* _WHAT YOU NEED TO DO_
Reproduce the passage of the insurtech investment article below, starting with "Global investment in the InsurTech sector reached an" and going on through "players seeking expansion.", without any changes.

Global investment in insurtech reaches all-time high

2 min
Global investment in the InsurTech sector reached a new record during this year’s second quarter, according to the broker Willis Towers Watson

Global investment in the InsurTech sector reached an emphatic record during H1, 2021, as half-year funding of US$7.4 billion exceeded full-year investment in 2020, and in every other year, according to the new Quarterly InsurTech Briefing from Willis Towers Watson.

It was found that the latest quarter saw 162 deals yield more than $4,824 million in investment, a 210% increase over Q2, 2020. The enormous quarterly total, itself more than any annual total before 2019, was driven largely by 15 mega-rounds of $100 million or more. Collectively, these deals reached $3.3 billion, or two-thirds of total funding during the quarter. The money was raised predominantly by later-stage players seeking expansion.


A need for the insurance community to reflect digital changes


Series B and C fundraisings drove a large number of deals in the second quarter, but the number of early-stage deals also increased. They were up by more than 9% from the previous quarter, and 200% from pandemic-stricken Q2, 2020. As a percentage of overall deals, early-stage activity held roughly steady, at 57%.

* _SUPPLIED DATA_
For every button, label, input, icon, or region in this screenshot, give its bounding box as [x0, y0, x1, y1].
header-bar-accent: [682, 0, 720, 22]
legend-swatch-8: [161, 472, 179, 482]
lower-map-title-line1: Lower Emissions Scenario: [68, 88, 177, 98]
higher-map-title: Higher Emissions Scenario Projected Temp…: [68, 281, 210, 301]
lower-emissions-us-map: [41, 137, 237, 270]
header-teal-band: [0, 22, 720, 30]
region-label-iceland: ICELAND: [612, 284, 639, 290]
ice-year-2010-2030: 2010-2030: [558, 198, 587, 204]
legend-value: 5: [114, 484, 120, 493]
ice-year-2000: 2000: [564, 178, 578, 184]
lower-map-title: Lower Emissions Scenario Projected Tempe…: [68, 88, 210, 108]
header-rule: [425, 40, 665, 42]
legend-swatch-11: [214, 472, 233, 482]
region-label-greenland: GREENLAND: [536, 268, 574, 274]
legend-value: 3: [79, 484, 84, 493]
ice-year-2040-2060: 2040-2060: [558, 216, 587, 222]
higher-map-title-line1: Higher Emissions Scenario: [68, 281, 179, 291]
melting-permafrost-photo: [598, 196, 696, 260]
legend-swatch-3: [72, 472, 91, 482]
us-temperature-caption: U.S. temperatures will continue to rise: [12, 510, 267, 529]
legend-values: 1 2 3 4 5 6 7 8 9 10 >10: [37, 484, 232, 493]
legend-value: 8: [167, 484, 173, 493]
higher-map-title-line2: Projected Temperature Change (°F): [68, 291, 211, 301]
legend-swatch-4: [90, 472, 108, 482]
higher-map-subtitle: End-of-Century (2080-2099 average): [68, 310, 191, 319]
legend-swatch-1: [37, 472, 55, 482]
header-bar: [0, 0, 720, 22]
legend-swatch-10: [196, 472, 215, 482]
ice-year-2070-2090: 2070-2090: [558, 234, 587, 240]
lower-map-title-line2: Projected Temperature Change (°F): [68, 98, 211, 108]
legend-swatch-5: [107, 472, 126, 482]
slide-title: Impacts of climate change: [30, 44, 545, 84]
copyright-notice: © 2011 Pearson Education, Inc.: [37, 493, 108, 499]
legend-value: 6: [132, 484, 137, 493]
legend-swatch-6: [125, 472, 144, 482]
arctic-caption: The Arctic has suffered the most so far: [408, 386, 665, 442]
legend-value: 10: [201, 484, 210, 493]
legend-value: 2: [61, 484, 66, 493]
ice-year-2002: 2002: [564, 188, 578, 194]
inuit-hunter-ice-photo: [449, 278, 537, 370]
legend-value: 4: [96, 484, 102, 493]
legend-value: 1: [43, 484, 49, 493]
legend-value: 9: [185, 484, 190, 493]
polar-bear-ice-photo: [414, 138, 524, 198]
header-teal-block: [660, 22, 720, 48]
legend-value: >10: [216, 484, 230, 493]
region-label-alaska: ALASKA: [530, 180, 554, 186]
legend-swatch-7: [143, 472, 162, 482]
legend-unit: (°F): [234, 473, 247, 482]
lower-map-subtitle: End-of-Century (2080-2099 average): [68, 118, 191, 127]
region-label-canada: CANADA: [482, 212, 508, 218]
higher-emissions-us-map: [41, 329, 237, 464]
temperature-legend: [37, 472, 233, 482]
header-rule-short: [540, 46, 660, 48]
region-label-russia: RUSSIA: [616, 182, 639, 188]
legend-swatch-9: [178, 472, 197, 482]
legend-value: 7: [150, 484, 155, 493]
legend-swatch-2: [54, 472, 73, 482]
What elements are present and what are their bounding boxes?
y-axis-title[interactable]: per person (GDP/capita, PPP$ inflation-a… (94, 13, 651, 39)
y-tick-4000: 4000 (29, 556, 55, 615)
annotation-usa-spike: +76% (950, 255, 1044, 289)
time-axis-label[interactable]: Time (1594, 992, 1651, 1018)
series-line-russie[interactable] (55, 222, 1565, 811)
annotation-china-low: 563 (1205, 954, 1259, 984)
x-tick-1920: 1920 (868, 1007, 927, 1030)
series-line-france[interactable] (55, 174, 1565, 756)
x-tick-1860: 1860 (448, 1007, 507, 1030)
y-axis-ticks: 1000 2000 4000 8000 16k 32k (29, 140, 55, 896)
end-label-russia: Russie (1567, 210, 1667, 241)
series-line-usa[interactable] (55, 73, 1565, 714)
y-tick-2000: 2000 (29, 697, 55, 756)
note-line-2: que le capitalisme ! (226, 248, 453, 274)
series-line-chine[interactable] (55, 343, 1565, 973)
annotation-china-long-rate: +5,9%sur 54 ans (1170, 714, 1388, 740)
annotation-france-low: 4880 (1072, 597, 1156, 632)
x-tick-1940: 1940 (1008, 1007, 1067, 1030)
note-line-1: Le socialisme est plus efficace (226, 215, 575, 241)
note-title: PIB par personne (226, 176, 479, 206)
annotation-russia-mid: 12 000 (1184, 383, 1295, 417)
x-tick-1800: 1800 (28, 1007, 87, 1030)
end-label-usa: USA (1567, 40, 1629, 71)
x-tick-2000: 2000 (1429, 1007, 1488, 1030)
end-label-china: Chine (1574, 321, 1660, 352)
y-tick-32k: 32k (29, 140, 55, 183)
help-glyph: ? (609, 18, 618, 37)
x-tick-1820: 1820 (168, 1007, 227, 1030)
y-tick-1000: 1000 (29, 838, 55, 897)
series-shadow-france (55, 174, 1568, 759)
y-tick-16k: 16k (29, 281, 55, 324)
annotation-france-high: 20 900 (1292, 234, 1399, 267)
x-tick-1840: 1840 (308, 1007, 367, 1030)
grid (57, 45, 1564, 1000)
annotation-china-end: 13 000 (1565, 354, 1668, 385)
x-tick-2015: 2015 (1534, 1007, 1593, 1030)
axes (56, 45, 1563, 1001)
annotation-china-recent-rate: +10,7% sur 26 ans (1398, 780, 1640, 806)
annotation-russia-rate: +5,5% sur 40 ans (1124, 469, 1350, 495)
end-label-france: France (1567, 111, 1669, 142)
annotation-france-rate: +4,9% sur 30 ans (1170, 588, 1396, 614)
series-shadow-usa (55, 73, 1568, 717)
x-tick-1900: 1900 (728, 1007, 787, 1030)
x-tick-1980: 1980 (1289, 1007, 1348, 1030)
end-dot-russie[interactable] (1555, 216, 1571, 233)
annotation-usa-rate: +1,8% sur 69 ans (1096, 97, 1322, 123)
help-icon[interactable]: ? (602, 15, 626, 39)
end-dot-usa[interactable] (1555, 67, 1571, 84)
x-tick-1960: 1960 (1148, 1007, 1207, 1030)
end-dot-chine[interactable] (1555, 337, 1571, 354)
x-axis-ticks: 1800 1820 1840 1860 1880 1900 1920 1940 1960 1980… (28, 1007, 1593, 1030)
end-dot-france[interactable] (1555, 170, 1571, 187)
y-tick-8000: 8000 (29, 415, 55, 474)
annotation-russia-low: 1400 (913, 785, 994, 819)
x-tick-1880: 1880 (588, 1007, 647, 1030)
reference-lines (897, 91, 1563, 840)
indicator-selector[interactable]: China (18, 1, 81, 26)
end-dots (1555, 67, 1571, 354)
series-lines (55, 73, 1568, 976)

* _RESULT_
Global investment in the InsurTech sector reached an emphatic record during H1, 2021, as half-year funding of US$7.4 billion exceeded full-year investment in 2020, and in every other year, according to the new Quarterly InsurTech Briefing from Willis Towers Watson.

It was found that the latest quarter saw 162 deals yield more than $4,824 million in investment, a 210% increase over Q2, 2020. The enormous quarterly total, itself more than any annual total before 2019, was driven largely by 15 mega-rounds of $100 million or more. Collectively, these deals reached $3.3 billion, or two-thirds of total funding during the quarter. The money was raised predominantly by later-stage players seeking expansion.